— BEGIN Materials provided —

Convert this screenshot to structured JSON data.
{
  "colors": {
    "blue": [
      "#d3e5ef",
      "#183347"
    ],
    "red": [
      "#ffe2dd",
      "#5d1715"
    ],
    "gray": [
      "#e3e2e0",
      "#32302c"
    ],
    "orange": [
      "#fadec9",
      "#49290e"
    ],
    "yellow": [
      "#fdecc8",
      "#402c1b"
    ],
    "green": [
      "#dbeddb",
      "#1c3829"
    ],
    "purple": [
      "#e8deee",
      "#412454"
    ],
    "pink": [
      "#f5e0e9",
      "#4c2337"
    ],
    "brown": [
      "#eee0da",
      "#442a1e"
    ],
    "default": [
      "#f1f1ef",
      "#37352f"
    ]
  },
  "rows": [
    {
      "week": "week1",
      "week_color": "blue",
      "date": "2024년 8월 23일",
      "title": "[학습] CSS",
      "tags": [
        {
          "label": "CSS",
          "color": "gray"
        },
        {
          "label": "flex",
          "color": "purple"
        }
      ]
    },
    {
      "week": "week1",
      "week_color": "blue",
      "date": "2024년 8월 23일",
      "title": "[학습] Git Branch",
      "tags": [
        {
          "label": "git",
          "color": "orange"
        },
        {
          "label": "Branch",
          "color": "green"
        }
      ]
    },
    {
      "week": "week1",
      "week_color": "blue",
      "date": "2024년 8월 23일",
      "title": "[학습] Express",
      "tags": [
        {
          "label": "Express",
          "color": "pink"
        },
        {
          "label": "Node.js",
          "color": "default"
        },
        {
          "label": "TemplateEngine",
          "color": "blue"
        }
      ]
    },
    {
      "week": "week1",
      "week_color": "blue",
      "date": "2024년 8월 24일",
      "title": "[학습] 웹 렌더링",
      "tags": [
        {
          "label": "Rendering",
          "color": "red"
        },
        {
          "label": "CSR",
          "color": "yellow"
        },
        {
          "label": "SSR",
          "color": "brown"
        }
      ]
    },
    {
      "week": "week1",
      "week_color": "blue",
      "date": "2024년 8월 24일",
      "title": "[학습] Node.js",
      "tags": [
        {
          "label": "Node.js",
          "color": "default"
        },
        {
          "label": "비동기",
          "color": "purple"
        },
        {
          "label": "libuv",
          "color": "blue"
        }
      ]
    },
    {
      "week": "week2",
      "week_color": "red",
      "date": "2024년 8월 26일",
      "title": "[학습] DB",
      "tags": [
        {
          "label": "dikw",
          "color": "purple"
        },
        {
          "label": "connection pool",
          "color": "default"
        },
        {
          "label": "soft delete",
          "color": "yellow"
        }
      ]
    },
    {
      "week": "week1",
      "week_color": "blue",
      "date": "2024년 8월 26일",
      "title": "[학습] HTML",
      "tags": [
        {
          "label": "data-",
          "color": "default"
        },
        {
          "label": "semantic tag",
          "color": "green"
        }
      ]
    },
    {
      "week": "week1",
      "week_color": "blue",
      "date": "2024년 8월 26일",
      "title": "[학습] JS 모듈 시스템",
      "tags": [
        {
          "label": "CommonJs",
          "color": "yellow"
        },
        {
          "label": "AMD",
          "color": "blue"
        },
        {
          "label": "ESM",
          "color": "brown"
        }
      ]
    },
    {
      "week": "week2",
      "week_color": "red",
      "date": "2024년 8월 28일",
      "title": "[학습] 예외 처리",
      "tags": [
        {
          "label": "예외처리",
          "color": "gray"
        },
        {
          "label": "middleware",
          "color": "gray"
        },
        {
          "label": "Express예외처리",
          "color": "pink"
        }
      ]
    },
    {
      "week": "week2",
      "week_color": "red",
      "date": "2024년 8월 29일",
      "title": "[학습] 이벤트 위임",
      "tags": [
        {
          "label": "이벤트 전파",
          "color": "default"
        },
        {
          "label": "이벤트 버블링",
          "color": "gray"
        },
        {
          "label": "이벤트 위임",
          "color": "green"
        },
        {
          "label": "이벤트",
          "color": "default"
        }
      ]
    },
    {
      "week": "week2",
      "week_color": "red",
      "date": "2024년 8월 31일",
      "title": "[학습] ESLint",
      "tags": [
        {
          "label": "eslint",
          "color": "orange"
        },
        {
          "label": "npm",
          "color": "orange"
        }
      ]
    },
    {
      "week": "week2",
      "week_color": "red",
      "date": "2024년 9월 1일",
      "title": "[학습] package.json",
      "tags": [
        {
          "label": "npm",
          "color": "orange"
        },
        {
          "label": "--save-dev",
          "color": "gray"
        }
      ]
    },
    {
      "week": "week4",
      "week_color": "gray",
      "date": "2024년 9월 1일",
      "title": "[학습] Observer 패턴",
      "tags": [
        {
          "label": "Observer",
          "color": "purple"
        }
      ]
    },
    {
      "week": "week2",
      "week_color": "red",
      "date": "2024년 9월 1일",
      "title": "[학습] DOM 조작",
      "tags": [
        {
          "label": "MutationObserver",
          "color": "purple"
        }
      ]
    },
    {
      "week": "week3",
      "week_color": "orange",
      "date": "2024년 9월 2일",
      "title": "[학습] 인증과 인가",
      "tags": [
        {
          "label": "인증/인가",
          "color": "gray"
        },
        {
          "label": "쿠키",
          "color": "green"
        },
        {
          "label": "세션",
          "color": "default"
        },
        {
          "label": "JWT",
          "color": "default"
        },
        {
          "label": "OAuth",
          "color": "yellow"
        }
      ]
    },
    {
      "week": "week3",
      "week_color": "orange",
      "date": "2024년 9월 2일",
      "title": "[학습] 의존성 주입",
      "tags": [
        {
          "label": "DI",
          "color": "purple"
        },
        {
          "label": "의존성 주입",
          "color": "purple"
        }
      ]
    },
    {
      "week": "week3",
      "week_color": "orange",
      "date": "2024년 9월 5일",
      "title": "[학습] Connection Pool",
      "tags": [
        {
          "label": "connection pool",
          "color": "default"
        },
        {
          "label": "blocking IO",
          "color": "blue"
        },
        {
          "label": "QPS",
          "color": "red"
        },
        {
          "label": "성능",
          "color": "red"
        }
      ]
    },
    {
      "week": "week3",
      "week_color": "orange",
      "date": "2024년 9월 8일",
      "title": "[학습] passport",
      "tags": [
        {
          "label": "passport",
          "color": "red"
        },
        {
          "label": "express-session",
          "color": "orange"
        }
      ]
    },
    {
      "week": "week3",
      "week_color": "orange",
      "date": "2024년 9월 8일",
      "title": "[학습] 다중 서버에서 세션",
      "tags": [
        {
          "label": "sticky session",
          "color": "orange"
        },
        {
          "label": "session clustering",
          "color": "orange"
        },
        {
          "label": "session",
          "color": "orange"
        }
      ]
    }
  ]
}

— END Materials provided —

__Set exercise__
Write down the full listing again, exactly.

__Exercise answer__
Convert this screenshot to structured JSON data.
{
  "colors": {
    "blue": [
      "#d3e5ef",
      "#183347"
    ],
    "red": [
      "#ffe2dd",
      "#5d1715"
    ],
    "gray": [
      "#e3e2e0",
      "#32302c"
    ],
    "orange": [
      "#fadec9",
      "#49290e"
    ],
    "yellow": [
      "#fdecc8",
      "#402c1b"
    ],
    "green": [
      "#dbeddb",
      "#1c3829"
    ],
    "purple": [
      "#e8deee",
      "#412454"
    ],
    "pink": [
      "#f5e0e9",
      "#4c2337"
    ],
    "brown": [
      "#eee0da",
      "#442a1e"
    ],
    "default": [
      "#f1f1ef",
      "#37352f"
    ]
  },
  "rows": [
    {
      "week": "week1",
      "week_color": "blue",
      "date": "2024년 8월 23일",
      "title": "[학습] CSS",
      "tags": [
        {
          "label": "CSS",
          "color": "gray"
        },
        {
          "label": "flex",
          "color": "purple"
        }
      ]
    },
    {
      "week": "week1",
      "week_color": "blue",
      "date": "2024년 8월 23일",
      "title": "[학습] Git Branch",
      "tags": [
        {
          "label": "git",
          "color": "orange"
        },
        {
          "label": "Branch",
          "color": "green"
        }
      ]
    },
    {
      "week": "week1",
      "week_color": "blue",
      "date": "2024년 8월 23일",
      "title": "[학습] Express",
      "tags": [
        {
          "label": "Express",
          "color": "pink"
        },
        {
          "label": "Node.js",
          "color": "default"
        },
        {
          "label": "TemplateEngine",
          "color": "blue"
        }
      ]
    },
    {
      "week": "week1",
      "week_color": "blue",
      "date": "2024년 8월 24일",
      "title": "[학습] 웹 렌더링",
      "tags": [
        {
          "label": "Rendering",
          "color": "red"
        },
        {
          "label": "CSR",
          "color": "yellow"
        },
        {
          "label": "SSR",
          "color": "brown"
        }
      ]
    },
    {
      "week": "week1",
      "week_color": "blue",
      "date": "2024년 8월 24일",
      "title": "[학습] Node.js",
      "tags": [
        {
          "label": "Node.js",
          "color": "default"
        },
        {
          "label": "비동기",
          "color": "purple"
        },
        {
          "label": "libuv",
          "color": "blue"
        }
      ]
    },
    {
      "week": "week2",
      "week_color": "red",
      "date": "2024년 8월 26일",
      "title": "[학습] DB",
      "tags": [
        {
          "label": "dikw",
          "color": "purple"
        },
        {
          "label": "connection pool",
          "color": "default"
        },
        {
          "label": "soft delete",
          "color": "yellow"
        }
      ]
    },
    {
      "week": "week1",
      "week_color": "blue",
      "date": "2024년 8월 26일",
      "title": "[학습] HTML",
      "tags": [
        {
          "label": "data-",
          "color": "default"
        },
        {
          "label": "semantic tag",
          "color": "green"
        }
      ]
    },
    {
      "week": "week1",
      "week_color": "blue",
      "date": "2024년 8월 26일",
      "title": "[학습] JS 모듈 시스템",
      "tags": [
        {
          "label": "CommonJs",
          "color": "yellow"
        },
        {
          "label": "AMD",
          "color": "blue"
        },
        {
          "label": "ESM",
          "color": "brown"
        }
      ]
    },
    {
      "week": "week2",
      "week_color": "red",
      "date": "2024년 8월 28일",
      "title": "[학습] 예외 처리",
      "tags": [
        {
          "label": "예외처리",
          "color": "gray"
        },
        {
          "label": "middleware",
          "color": "gray"
        },
        {
          "label": "Express예외처리",
          "color": "pink"
        }
      ]
    },
    {
      "week": "week2",
      "week_color": "red",
      "date": "2024년 8월 29일",
      "title": "[학습] 이벤트 위임",
      "tags": [
        {
          "label": "이벤트 전파",
          "color": "default"
        },
        {
          "label": "이벤트 버블링",
          "color": "gray"
        },
        {
          "label": "이벤트 위임",
          "color": "green"
        },
        {
          "label": "이벤트",
          "color": "default"
        }
      ]
    },
    {
      "week": "week2",
      "week_color": "red",
      "date": "2024년 8월 31일",
      "title": "[학습] ESLint",
      "tags": [
        {
          "label": "eslint",
          "color": "orange"
        },
        {
          "label": "npm",
          "color": "orange"
        }
      ]
    },
    {
      "week": "week2",
      "week_color": "red",
      "date": "2024년 9월 1일",
      "title": "[학습] package.json",
      "tags": [
        {
          "label": "npm",
          "color": "orange"
        },
        {
          "label": "--save-dev",
          "color": "gray"
        }
      ]
    },
    {
      "week": "week4",
      "week_color": "gray",
      "date": "2024년 9월 1일",
      "title": "[학습] Observer 패턴",
      "tags": [
        {
          "label": "Observer",
          "color": "purple"
        }
      ]
    },
    {
      "week": "week2",
      "week_color": "red",
      "date": "2024년 9월 1일",
      "title": "[학습] DOM 조작",
      "tags": [
        {
          "label": "MutationObserver",
          "color": "purple"
        }
      ]
    },
    {
      "week": "week3",
      "week_color": "orange",
      "date": "2024년 9월 2일",
      "title": "[학습] 인증과 인가",
      "tags": [
        {
          "label": "인증/인가",
          "color": "gray"
        },
        {
          "label": "쿠키",
          "color": "green"
        },
        {
          "label": "세션",
          "color": "default"
        },
        {
          "label": "JWT",
          "color": "default"
        },
        {
          "label": "OAuth",
          "color": "yellow"
        }
      ]
    },
    {
      "week": "week3",
      "week_color": "orange",
      "date": "2024년 9월 2일",
      "title": "[학습] 의존성 주입",
      "tags": [
        {
          "label": "DI",
          "color": "purple"
        },
        {
          "label": "의존성 주입",
          "color": "purple"
        }
      ]
    },
    {
      "week": "week3",
      "week_color": "orange",
      "date": "2024년 9월 5일",
      "title": "[학습] Connection Pool",
      "tags": [
        {
          "label": "connection pool",
          "color": "default"
        },
        {
          "label": "blocking IO",
          "color": "blue"
        },
        {
          "label": "QPS",
          "color": "red"
        },
        {
          "label": "성능",
          "color": "red"
        }
      ]
    },
    {
      "week": "week3",
      "week_color": "orange",
      "date": "2024년 9월 8일",
      "title": "[학습] passport",
      "tags": [
        {
          "label": "passport",
          "color": "red"
        },
        {
          "label": "express-session",
          "color": "orange"
        }
      ]
    },
    {
      "week": "week3",
      "week_color": "orange",
      "date": "2024년 9월 8일",
      "title": "[학습] 다중 서버에서 세션",
      "tags": [
        {
          "label": "sticky session",
          "color": "orange"
        },
        {
          "label": "session clustering",
          "color": "orange"
        },
        {
          "label": "session",
          "color": "orange"
        }
      ]
    }
  ]
}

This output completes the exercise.